Exercise task = Give back all the data exactly, line by line.

────────────────────────────────────────

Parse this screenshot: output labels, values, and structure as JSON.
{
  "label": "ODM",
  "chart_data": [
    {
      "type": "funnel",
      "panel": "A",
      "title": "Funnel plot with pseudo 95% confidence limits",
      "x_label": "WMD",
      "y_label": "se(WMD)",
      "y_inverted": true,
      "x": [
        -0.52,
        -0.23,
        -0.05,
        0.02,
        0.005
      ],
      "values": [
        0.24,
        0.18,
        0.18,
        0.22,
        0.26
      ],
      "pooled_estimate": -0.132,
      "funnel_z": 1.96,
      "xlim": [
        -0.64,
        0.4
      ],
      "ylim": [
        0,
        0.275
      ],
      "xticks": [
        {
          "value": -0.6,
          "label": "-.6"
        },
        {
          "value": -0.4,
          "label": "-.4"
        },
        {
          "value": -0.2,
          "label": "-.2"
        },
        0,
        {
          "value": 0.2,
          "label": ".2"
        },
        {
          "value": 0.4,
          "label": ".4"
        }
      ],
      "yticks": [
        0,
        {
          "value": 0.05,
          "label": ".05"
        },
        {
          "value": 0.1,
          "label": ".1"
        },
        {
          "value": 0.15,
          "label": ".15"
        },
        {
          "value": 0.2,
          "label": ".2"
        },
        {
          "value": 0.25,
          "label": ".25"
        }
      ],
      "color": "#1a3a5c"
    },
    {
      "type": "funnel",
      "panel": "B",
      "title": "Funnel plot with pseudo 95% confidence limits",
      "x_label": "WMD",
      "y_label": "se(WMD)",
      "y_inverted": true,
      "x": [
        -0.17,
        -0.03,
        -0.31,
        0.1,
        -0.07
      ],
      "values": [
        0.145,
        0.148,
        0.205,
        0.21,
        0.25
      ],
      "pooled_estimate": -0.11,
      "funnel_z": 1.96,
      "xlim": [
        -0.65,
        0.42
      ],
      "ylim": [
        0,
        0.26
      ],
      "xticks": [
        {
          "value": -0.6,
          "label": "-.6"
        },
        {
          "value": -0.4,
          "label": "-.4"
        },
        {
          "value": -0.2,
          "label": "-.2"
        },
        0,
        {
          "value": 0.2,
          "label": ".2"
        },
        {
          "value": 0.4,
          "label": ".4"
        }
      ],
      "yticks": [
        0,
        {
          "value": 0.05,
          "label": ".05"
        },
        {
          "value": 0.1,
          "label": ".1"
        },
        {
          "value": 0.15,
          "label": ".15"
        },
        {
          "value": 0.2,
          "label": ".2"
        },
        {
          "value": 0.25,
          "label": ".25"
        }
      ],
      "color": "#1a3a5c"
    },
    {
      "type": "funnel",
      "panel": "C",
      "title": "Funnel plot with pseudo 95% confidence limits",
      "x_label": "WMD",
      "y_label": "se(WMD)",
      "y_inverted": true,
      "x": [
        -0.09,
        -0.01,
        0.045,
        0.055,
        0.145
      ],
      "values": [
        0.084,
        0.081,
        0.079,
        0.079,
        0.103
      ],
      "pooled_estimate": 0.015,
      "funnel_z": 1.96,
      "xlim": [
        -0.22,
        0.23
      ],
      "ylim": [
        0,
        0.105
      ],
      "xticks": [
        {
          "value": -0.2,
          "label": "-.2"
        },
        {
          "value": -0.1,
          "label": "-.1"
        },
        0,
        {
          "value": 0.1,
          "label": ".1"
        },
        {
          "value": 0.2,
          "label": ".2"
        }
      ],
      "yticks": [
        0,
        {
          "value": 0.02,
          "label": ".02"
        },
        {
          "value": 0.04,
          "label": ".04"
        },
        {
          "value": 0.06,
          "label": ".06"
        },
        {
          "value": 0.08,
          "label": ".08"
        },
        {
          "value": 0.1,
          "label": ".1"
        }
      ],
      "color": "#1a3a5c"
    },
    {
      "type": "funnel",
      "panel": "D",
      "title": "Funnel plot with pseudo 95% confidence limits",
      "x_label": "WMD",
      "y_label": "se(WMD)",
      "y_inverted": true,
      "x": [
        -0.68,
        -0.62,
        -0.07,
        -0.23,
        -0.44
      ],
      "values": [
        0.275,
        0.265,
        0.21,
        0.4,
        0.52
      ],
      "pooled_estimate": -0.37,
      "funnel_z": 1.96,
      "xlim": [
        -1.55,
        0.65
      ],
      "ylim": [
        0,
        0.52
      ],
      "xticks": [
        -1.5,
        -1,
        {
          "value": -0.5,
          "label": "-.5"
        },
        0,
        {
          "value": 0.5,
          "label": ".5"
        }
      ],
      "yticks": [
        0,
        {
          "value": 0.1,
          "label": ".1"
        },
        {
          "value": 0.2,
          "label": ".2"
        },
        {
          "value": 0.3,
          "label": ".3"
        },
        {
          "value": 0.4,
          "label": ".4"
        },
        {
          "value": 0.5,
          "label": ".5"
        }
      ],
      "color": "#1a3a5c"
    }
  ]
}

────────────────────────────────────────

Result of this task =
Parse this screenshot: output labels, values, and structure as JSON.
{
  "label": "ODM",
  "chart_data": [
    {
      "type": "funnel",
      "panel": "A",
      "title": "Funnel plot with pseudo 95% confidence limits",
      "x_label": "WMD",
      "y_label": "se(WMD)",
      "y_inverted": true,
      "x": [
        -0.52,
        -0.23,
        -0.05,
        0.02,
        0.005
      ],
      "values": [
        0.24,
        0.18,
        0.18,
        0.22,
        0.26
      ],
      "pooled_estimate": -0.132,
      "funnel_z": 1.96,
      "xlim": [
        -0.64,
        0.4
      ],
      "ylim": [
        0,
        0.275
      ],
      "xticks": [
        {
          "value": -0.6,
          "label": "-.6"
        },
        {
          "value": -0.4,
          "label": "-.4"
        },
        {
          "value": -0.2,
          "label": "-.2"
        },
        0,
        {
          "value": 0.2,
          "label": ".2"
        },
        {
          "value": 0.4,
          "label": ".4"
        }
      ],
      "yticks": [
        0,
        {
          "value": 0.05,
          "label": ".05"
        },
        {
          "value": 0.1,
          "label": ".1"
        },
        {
          "value": 0.15,
          "label": ".15"
        },
        {
          "value": 0.2,
          "label": ".2"
        },
        {
          "value": 0.25,
          "label": ".25"
        }
      ],
      "color": "#1a3a5c"
    },
    {
      "type": "funnel",
      "panel": "B",
      "title": "Funnel plot with pseudo 95% confidence limits",
      "x_label": "WMD",
      "y_label": "se(WMD)",
      "y_inverted": true,
      "x": [
        -0.17,
        -0.03,
        -0.31,
        0.1,
        -0.07
      ],
      "values": [
        0.145,
        0.148,
        0.205,
        0.21,
        0.25
      ],
      "pooled_estimate": -0.11,
      "funnel_z": 1.96,
      "xlim": [
        -0.65,
        0.42
      ],
      "ylim": [
        0,
        0.26
      ],
      "xticks": [
        {
          "value": -0.6,
          "label": "-.6"
        },
        {
          "value": -0.4,
          "label": "-.4"
        },
        {
          "value": -0.2,
          "label": "-.2"
        },
        0,
        {
          "value": 0.2,
          "label": ".2"
        },
        {
          "value": 0.4,
          "label": ".4"
        }
      ],
      "yticks": [
        0,
        {
          "value": 0.05,
          "label": ".05"
        },
        {
          "value": 0.1,
          "label": ".1"
        },
        {
          "value": 0.15,
          "label": ".15"
        },
        {
          "value": 0.2,
          "label": ".2"
        },
        {
          "value": 0.25,
          "label": ".25"
        }
      ],
      "color": "#1a3a5c"
    },
    {
      "type": "funnel",
      "panel": "C",
      "title": "Funnel plot with pseudo 95% confidence limits",
      "x_label": "WMD",
      "y_label": "se(WMD)",
      "y_inverted": true,
      "x": [
        -0.09,
        -0.01,
        0.045,
        0.055,
        0.145
      ],
      "values": [
        0.084,
        0.081,
        0.079,
        0.079,
        0.103
      ],
      "pooled_estimate": 0.015,
      "funnel_z": 1.96,
      "xlim": [
        -0.22,
        0.23
      ],
      "ylim": [
        0,
        0.105
      ],
      "xticks": [
        {
          "value": -0.2,
          "label": "-.2"
        },
        {
          "value": -0.1,
          "label": "-.1"
        },
        0,
        {
          "value": 0.1,
          "label": ".1"
        },
        {
          "value": 0.2,
          "label": ".2"
        }
      ],
      "yticks": [
        0,
        {
          "value": 0.02,
          "label": ".02"
        },
        {
          "value": 0.04,
          "label": ".04"
        },
        {
          "value": 0.06,
          "label": ".06"
        },
        {
          "value": 0.08,
          "label": ".08"
        },
        {
          "value": 0.1,
          "label": ".1"
        }
      ],
      "color": "#1a3a5c"
    },
    {
      "type": "funnel",
      "panel": "D",
      "title": "Funnel plot with pseudo 95% confidence limits",
      "x_label": "WMD",
      "y_label": "se(WMD)",
      "y_inverted": true,
      "x": [
        -0.68,
        -0.62,
        -0.07,
        -0.23,
        -0.44
      ],
      "values": [
        0.275,
        0.265,
        0.21,
        0.4,
        0.52
      ],
      "pooled_estimate": -0.37,
      "funnel_z": 1.96,
      "xlim": [
        -1.55,
        0.65
      ],
      "ylim": [
        0,
        0.52
      ],
      "xticks": [
        -1.5,
        -1,
        {
          "value": -0.5,
          "label": "-.5"
        },
        0,
        {
          "value": 0.5,
          "label": ".5"
        }
      ],
      "yticks": [
        0,
        {
          "value": 0.1,
          "label": ".1"
        },
        {
          "value": 0.2,
          "label": ".2"
        },
        {
          "value": 0.3,
          "label": ".3"
        },
        {
          "value": 0.4,
          "label": ".4"
        },
        {
          "value": 0.5,
          "label": ".5"
        }
      ],
      "color": "#1a3a5c"
    }
  ]
}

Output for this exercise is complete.